* **TO BE DONE**
In the entries below, how many lines hold the string "minimize"? Give only the number.
— begin MATERIAL FOR THIS TASK —
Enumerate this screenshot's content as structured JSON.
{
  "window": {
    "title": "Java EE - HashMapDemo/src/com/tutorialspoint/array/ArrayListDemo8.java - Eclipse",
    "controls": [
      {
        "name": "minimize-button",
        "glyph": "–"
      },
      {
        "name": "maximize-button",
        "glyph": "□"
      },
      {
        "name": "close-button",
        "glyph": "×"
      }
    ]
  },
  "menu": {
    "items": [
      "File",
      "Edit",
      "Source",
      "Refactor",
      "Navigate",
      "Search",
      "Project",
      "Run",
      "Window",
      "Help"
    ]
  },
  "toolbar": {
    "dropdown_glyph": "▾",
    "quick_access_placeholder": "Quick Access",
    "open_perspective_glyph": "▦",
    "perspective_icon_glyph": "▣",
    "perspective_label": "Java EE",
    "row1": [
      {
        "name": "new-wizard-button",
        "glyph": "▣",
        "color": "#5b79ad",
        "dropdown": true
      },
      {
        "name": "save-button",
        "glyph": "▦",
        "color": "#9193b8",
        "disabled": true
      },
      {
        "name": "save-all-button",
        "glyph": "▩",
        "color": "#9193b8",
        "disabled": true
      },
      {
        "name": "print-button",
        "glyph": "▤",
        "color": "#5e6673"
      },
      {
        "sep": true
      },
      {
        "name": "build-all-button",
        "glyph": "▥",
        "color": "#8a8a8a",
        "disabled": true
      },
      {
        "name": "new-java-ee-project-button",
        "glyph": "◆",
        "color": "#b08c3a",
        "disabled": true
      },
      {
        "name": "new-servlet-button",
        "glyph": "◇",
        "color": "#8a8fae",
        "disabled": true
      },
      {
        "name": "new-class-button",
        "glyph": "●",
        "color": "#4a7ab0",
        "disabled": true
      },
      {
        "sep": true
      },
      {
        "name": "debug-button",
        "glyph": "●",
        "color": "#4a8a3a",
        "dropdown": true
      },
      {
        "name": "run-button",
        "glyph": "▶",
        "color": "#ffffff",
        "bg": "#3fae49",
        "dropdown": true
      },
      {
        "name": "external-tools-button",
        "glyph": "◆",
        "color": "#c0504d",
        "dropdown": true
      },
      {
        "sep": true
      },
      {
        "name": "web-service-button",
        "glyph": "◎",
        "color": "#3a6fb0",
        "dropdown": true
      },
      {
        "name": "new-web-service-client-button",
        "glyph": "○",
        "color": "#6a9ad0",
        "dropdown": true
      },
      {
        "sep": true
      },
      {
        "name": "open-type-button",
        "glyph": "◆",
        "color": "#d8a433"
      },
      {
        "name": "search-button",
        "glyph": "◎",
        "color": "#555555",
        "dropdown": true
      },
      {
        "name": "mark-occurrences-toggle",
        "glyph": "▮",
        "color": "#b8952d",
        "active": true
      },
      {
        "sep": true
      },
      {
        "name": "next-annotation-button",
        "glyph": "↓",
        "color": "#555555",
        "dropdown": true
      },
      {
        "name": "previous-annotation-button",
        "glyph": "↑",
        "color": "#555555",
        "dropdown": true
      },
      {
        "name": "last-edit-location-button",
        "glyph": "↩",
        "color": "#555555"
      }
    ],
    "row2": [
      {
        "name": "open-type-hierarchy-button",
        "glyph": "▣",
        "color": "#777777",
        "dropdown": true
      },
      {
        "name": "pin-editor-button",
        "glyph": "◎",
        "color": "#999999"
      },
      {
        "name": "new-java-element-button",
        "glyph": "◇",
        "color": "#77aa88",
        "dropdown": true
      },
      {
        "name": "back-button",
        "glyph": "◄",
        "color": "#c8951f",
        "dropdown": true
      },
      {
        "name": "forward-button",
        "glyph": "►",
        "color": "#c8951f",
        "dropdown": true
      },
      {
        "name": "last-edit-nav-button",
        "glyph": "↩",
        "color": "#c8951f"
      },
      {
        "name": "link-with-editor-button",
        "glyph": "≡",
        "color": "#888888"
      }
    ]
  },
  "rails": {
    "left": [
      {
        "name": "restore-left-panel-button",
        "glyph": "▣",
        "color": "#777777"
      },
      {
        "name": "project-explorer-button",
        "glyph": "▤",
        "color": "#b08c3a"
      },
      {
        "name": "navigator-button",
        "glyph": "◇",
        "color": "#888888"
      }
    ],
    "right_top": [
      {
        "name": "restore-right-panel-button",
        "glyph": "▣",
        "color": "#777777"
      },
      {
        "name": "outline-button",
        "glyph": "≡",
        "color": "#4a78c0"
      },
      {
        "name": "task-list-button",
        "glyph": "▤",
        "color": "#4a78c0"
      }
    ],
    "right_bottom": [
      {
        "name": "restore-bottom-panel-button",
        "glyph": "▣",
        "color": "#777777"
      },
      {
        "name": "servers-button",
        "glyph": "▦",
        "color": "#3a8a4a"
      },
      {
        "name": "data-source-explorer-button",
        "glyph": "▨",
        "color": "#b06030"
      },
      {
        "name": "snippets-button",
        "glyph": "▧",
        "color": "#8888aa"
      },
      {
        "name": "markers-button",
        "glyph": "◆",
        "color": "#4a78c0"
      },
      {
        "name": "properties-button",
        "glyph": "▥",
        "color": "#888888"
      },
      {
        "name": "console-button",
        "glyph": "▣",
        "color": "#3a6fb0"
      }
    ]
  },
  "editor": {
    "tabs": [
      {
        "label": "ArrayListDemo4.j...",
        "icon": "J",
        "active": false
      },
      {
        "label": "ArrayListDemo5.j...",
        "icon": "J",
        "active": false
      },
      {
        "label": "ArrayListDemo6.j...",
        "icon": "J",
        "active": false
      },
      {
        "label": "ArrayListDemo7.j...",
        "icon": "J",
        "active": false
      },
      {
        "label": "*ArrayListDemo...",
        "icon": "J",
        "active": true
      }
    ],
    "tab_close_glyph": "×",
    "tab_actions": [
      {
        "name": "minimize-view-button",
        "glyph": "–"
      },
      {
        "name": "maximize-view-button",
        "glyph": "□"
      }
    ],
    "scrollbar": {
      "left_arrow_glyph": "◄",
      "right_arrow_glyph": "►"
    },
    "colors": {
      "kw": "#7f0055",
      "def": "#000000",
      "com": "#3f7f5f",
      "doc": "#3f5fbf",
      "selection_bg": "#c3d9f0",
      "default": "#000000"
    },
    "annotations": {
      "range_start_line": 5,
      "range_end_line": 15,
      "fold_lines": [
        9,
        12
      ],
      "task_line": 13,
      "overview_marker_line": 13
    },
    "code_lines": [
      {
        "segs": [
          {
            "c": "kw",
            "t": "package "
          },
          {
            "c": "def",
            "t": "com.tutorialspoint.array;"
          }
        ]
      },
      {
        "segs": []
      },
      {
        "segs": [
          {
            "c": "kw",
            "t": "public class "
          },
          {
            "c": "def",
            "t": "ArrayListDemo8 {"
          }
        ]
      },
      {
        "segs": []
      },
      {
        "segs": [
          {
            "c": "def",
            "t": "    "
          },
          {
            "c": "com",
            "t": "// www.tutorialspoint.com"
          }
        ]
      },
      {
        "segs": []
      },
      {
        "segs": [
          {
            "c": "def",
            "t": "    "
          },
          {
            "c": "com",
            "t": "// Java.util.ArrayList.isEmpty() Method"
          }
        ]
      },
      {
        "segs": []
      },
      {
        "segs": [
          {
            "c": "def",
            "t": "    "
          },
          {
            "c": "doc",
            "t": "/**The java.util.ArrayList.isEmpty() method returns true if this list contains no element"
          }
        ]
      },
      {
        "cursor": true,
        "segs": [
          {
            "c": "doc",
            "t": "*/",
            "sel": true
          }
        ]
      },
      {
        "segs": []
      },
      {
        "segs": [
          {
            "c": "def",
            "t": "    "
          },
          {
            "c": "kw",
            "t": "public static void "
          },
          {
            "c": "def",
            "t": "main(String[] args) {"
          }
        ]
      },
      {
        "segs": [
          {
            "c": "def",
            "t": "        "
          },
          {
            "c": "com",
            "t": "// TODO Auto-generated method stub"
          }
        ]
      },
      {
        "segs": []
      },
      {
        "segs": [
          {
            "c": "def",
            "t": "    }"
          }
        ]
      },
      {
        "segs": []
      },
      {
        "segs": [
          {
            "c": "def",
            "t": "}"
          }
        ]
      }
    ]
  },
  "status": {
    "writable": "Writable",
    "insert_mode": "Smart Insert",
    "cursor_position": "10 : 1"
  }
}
— end MATERIAL FOR THIS TASK —
* **RESULT OF THIS TASK**
2